Task requirements:
a: Copy the stretch of the Toyota Australia passage from "In March 2015, Toyota" through "Australian Motor Sport." word for word.
b: Carry on the passage about Toyota Australia from the point where it stops.

In March 2015, Toyota Australia announced an affordable, grassroots motorsport series based on the country's best-selling sports car, the Toyota 86 coupe, to be raced at Supercars Championship events. The series started in 2016 and is run as a pro-am with up to five selected professional drivers who will mentor and compete against a larger field of amateur drivers who will qualify to get onto the starting grid. The Toyota 86 Pro-Am race series, under the official banner of Toyota Racing Australia, is staged at selected Supercars events and has been sanctioned by the Confederation of Australian Motor Sport.

==Supporting facilities==
Toyota Technical Centre Australia (TTC-AU). Formed in June 2003 in Notting Hill, Victoria to do Body Engineering; Chassis, Mechanical Engineering & Evaluation; Customer Quality Engineering; Electronics Engineering; and Support. This facility closed on 30 June 2016 with the loss of 160 jobs.

Data supplied:
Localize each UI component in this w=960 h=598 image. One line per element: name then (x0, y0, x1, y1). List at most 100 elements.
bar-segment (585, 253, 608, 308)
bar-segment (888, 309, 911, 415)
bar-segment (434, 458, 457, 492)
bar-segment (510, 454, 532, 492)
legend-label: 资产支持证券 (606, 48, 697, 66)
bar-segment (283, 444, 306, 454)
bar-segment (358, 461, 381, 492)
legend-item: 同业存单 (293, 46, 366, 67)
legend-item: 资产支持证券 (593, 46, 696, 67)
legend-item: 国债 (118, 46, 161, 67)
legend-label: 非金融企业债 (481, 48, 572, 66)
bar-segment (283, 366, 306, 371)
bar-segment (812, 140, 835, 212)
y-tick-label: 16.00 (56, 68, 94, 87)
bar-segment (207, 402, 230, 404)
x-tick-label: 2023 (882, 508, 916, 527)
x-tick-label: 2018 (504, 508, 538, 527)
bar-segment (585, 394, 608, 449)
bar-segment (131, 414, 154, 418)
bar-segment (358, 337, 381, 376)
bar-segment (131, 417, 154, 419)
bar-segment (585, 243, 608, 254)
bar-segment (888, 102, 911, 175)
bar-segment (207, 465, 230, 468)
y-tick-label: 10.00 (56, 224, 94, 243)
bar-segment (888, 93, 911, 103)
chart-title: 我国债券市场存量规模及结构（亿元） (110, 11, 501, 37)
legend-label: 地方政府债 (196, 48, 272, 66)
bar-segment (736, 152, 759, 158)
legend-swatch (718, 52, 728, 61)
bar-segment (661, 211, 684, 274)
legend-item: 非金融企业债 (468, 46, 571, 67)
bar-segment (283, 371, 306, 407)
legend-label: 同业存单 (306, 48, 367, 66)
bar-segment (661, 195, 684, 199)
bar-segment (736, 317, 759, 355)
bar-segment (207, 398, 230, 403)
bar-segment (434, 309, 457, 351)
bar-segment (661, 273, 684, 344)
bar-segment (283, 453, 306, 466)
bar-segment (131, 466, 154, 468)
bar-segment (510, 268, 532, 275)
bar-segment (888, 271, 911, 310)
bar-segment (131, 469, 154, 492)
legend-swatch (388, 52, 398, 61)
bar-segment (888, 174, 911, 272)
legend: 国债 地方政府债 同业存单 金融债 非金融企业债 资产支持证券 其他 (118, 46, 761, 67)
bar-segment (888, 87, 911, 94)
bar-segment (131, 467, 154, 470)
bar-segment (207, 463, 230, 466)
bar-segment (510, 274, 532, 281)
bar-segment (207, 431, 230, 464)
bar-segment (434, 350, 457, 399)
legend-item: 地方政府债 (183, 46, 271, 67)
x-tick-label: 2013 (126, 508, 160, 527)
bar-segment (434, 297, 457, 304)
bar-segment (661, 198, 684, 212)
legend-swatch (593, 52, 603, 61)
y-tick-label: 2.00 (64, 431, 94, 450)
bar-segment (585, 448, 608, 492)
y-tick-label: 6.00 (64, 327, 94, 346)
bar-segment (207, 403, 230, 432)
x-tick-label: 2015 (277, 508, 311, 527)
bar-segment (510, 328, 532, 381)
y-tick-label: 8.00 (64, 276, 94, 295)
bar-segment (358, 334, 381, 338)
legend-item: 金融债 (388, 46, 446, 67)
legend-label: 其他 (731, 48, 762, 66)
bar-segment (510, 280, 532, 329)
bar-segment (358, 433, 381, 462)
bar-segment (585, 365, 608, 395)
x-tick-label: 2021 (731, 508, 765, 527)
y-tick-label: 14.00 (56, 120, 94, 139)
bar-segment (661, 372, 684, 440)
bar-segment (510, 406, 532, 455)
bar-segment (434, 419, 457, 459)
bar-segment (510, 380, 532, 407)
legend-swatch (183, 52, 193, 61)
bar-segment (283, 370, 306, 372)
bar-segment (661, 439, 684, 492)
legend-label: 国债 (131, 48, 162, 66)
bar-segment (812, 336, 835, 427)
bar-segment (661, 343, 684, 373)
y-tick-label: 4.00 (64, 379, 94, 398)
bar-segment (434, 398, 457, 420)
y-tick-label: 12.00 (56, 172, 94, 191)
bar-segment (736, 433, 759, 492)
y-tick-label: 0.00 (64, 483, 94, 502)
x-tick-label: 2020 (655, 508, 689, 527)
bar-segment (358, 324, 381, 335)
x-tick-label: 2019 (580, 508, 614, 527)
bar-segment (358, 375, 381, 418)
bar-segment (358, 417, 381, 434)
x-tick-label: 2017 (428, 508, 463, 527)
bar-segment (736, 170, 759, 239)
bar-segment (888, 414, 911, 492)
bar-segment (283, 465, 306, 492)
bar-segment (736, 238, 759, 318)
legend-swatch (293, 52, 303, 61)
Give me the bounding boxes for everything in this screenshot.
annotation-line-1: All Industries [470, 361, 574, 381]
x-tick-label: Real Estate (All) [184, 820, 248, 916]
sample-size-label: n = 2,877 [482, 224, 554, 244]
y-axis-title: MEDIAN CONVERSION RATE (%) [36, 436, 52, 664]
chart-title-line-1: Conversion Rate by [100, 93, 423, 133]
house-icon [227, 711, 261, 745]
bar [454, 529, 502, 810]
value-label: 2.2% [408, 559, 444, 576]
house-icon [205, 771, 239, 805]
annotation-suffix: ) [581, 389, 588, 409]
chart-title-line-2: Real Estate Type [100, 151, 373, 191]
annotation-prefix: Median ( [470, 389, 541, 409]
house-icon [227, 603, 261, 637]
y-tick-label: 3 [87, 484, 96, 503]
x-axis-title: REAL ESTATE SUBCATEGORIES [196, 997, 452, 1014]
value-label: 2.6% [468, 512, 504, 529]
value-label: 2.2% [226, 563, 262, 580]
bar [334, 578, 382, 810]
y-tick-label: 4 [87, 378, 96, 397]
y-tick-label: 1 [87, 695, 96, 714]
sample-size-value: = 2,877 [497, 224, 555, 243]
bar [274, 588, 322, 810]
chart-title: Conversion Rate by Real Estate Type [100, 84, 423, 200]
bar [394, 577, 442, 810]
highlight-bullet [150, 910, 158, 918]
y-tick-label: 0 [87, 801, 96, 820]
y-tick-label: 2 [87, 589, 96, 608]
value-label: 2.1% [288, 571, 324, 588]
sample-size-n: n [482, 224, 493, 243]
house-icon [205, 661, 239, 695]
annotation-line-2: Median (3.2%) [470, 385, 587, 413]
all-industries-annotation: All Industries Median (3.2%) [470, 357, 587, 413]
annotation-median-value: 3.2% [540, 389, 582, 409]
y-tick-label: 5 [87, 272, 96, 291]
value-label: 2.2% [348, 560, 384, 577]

Results of the exercise:
a:
In March 2015, Toyota Australia announced an affordable, grassroots motorsport series based on the country's best-selling sports car, the Toyota 86 coupe, to be raced at Supercars Championship events. The series started in 2016 and is run as a pro-am with up to five selected professional drivers who will mentor and compete against a larger field of amateur drivers who will qualify to get onto the starting grid. The Toyota 86 Pro-Am race series, under the official banner of Toyota Racing Australia, is staged at selected Supercars events and has been sanctioned by the Confederation of Australian Motor Sport.

b:
==Sponsorship==
Toyota Australia supports a wide range of Australian activities through its community sponsorship and promotions program. These include the Australian Football League, where it has been the premier partner since 2004, AFLW, as well as Cricket Australia, the Australian Paralympic Committee, cycling, triathlon, surfing and snow sports. It is also a key partner of the Tamworth Country Music Festival, in addition to being the major sponsor of Planet Ark's National Tree Day.